(Stored items from a collection)
■ ■ ■
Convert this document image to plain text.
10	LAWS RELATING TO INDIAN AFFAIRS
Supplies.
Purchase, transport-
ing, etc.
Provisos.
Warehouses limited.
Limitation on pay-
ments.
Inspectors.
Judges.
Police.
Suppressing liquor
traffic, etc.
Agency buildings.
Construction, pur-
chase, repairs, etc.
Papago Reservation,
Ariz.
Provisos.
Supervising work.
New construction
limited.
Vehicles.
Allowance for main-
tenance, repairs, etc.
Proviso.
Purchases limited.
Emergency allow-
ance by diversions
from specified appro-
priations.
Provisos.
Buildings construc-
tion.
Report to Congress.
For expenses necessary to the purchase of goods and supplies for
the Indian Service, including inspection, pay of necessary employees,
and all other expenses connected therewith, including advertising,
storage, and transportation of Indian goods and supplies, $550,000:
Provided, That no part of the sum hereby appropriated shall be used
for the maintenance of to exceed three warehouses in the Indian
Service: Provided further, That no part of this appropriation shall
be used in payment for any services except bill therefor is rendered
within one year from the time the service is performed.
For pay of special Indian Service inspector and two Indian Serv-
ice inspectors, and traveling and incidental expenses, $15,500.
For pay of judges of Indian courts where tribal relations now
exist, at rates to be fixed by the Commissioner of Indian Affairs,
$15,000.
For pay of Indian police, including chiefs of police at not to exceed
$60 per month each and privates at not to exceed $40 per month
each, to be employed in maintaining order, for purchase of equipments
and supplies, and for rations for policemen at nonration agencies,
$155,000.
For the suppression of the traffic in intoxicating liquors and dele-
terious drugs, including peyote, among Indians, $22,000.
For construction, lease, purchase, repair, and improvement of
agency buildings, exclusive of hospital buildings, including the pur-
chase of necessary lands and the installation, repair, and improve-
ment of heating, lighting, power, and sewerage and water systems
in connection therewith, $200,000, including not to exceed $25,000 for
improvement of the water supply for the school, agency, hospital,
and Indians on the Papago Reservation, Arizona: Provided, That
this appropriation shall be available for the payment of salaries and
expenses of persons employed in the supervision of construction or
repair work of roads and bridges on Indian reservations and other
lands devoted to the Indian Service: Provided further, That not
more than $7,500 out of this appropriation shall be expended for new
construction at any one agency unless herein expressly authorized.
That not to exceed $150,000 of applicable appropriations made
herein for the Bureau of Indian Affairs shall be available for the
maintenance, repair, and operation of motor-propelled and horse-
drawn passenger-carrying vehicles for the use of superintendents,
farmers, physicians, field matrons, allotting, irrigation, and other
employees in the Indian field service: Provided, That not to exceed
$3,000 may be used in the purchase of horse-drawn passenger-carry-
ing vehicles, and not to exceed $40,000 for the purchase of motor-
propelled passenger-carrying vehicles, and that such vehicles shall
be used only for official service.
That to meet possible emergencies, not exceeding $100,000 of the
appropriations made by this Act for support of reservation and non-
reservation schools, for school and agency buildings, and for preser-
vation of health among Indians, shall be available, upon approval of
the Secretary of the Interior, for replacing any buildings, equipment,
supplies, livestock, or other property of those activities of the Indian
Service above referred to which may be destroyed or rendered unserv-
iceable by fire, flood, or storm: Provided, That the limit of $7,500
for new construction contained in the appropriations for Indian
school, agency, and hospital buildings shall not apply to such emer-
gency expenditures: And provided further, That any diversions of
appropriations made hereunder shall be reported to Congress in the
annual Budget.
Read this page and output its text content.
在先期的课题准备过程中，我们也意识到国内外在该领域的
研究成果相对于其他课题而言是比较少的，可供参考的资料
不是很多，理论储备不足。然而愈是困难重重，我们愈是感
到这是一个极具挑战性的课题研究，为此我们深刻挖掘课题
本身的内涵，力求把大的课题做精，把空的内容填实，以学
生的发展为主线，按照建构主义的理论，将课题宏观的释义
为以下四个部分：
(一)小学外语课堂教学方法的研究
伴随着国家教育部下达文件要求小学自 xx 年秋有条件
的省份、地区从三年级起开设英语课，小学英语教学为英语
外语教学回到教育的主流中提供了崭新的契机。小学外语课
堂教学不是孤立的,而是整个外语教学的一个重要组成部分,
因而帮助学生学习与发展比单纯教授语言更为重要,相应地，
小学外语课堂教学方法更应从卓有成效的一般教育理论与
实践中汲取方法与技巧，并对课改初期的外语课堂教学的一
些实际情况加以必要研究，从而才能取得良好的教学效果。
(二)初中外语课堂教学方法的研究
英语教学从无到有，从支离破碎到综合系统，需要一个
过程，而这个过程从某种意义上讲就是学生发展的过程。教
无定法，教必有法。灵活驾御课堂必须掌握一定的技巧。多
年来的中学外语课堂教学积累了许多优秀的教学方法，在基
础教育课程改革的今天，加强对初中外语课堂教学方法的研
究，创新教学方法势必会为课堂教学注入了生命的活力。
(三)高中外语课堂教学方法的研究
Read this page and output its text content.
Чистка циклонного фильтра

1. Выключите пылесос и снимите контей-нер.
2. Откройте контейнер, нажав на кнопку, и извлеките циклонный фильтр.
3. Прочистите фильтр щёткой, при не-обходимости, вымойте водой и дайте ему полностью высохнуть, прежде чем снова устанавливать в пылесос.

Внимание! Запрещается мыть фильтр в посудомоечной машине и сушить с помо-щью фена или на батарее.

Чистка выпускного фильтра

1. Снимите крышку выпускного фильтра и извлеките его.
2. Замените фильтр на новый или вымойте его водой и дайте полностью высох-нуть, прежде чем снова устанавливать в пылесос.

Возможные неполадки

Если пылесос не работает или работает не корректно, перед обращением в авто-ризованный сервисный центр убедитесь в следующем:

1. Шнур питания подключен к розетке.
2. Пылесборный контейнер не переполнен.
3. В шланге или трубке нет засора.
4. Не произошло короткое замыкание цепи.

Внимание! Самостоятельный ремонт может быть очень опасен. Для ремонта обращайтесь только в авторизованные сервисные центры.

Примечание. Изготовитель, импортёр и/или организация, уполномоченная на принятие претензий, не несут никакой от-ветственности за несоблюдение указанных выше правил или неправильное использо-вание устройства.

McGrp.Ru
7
■ ■ ■
TASK BRIEF> Copy the material above verbatim.

TASK SOLUTION>
Convert this document image to plain text.
10	LAWS RELATING TO INDIAN AFFAIRS
Supplies.
Purchase, transport-
ing, etc.
Provisos.
Warehouses limited.
Limitation on pay-
ments.
Inspectors.
Judges.
Police.
Suppressing liquor
traffic, etc.
Agency buildings.
Construction, pur-
chase, repairs, etc.
Papago Reservation,
Ariz.
Provisos.
Supervising work.
New construction
limited.
Vehicles.
Allowance for main-
tenance, repairs, etc.
Proviso.
Purchases limited.
Emergency allow-
ance by diversions
from specified appro-
priations.
Provisos.
Buildings construc-
tion.
Report to Congress.
For expenses necessary to the purchase of goods and supplies for
the Indian Service, including inspection, pay of necessary employees,
and all other expenses connected therewith, including advertising,
storage, and transportation of Indian goods and supplies, $550,000:
Provided, That no part of the sum hereby appropriated shall be used
for the maintenance of to exceed three warehouses in the Indian
Service: Provided further, That no part of this appropriation shall
be used in payment for any services except bill therefor is rendered
within one year from the time the service is performed.
For pay of special Indian Service inspector and two Indian Serv-
ice inspectors, and traveling and incidental expenses, $15,500.
For pay of judges of Indian courts where tribal relations now
exist, at rates to be fixed by the Commissioner of Indian Affairs,
$15,000.
For pay of Indian police, including chiefs of police at not to exceed
$60 per month each and privates at not to exceed $40 per month
each, to be employed in maintaining order, for purchase of equipments
and supplies, and for rations for policemen at nonration agencies,
$155,000.
For the suppression of the traffic in intoxicating liquors and dele-
terious drugs, including peyote, among Indians, $22,000.
For construction, lease, purchase, repair, and improvement of
agency buildings, exclusive of hospital buildings, including the pur-
chase of necessary lands and the installation, repair, and improve-
ment of heating, lighting, power, and sewerage and water systems
in connection therewith, $200,000, including not to exceed $25,000 for
improvement of the water supply for the school, agency, hospital,
and Indians on the Papago Reservation, Arizona: Provided, That
this appropriation shall be available for the payment of salaries and
expenses of persons employed in the supervision of construction or
repair work of roads and bridges on Indian reservations and other
lands devoted to the Indian Service: Provided further, That not
more than $7,500 out of this appropriation shall be expended for new
construction at any one agency unless herein expressly authorized.
That not to exceed $150,000 of applicable appropriations made
herein for the Bureau of Indian Affairs shall be available for the
maintenance, repair, and operation of motor-propelled and horse-
drawn passenger-carrying vehicles for the use of superintendents,
farmers, physicians, field matrons, allotting, irrigation, and other
employees in the Indian field service: Provided, That not to exceed
$3,000 may be used in the purchase of horse-drawn passenger-carry-
ing vehicles, and not to exceed $40,000 for the purchase of motor-
propelled passenger-carrying vehicles, and that such vehicles shall
be used only for official service.
That to meet possible emergencies, not exceeding $100,000 of the
appropriations made by this Act for support of reservation and non-
reservation schools, for school and agency buildings, and for preser-
vation of health among Indians, shall be available, upon approval of
the Secretary of the Interior, for replacing any buildings, equipment,
supplies, livestock, or other property of those activities of the Indian
Service above referred to which may be destroyed or rendered unserv-
iceable by fire, flood, or storm: Provided, That the limit of $7,500
for new construction contained in the appropriations for Indian
school, agency, and hospital buildings shall not apply to such emer-
gency expenditures: And provided further, That any diversions of
appropriations made hereunder shall be reported to Congress in the
annual Budget.
Read this page and output its text content.
在先期的课题准备过程中，我们也意识到国内外在该领域的
研究成果相对于其他课题而言是比较少的，可供参考的资料
不是很多，理论储备不足。然而愈是困难重重，我们愈是感
到这是一个极具挑战性的课题研究，为此我们深刻挖掘课题
本身的内涵，力求把大的课题做精，把空的内容填实，以学
生的发展为主线，按照建构主义的理论，将课题宏观的释义
为以下四个部分：
(一)小学外语课堂教学方法的研究
伴随着国家教育部下达文件要求小学自 xx 年秋有条件
的省份、地区从三年级起开设英语课，小学英语教学为英语
外语教学回到教育的主流中提供了崭新的契机。小学外语课
堂教学不是孤立的,而是整个外语教学的一个重要组成部分,
因而帮助学生学习与发展比单纯教授语言更为重要,相应地，
小学外语课堂教学方法更应从卓有成效的一般教育理论与
实践中汲取方法与技巧，并对课改初期的外语课堂教学的一
些实际情况加以必要研究，从而才能取得良好的教学效果。
(二)初中外语课堂教学方法的研究
英语教学从无到有，从支离破碎到综合系统，需要一个
过程，而这个过程从某种意义上讲就是学生发展的过程。教
无定法，教必有法。灵活驾御课堂必须掌握一定的技巧。多
年来的中学外语课堂教学积累了许多优秀的教学方法，在基
础教育课程改革的今天，加强对初中外语课堂教学方法的研
究，创新教学方法势必会为课堂教学注入了生命的活力。
(三)高中外语课堂教学方法的研究
Read this page and output its text content.
Чистка циклонного фильтра

1. Выключите пылесос и снимите контей-нер.
2. Откройте контейнер, нажав на кнопку, и извлеките циклонный фильтр.
3. Прочистите фильтр щёткой, при не-обходимости, вымойте водой и дайте ему полностью высохнуть, прежде чем снова устанавливать в пылесос.

Внимание! Запрещается мыть фильтр в посудомоечной машине и сушить с помо-щью фена или на батарее.

Чистка выпускного фильтра

1. Снимите крышку выпускного фильтра и извлеките его.
2. Замените фильтр на новый или вымойте его водой и дайте полностью высох-нуть, прежде чем снова устанавливать в пылесос.

Возможные неполадки

Если пылесос не работает или работает не корректно, перед обращением в авто-ризованный сервисный центр убедитесь в следующем:

1. Шнур питания подключен к розетке.
2. Пылесборный контейнер не переполнен.
3. В шланге или трубке нет засора.
4. Не произошло короткое замыкание цепи.

Внимание! Самостоятельный ремонт может быть очень опасен. Для ремонта обращайтесь только в авторизованные сервисные центры.

Примечание. Изготовитель, импортёр и/или организация, уполномоченная на принятие претензий, не несут никакой от-ветственности за несоблюдение указанных выше правил или неправильное использо-вание устройства.

McGrp.Ru
7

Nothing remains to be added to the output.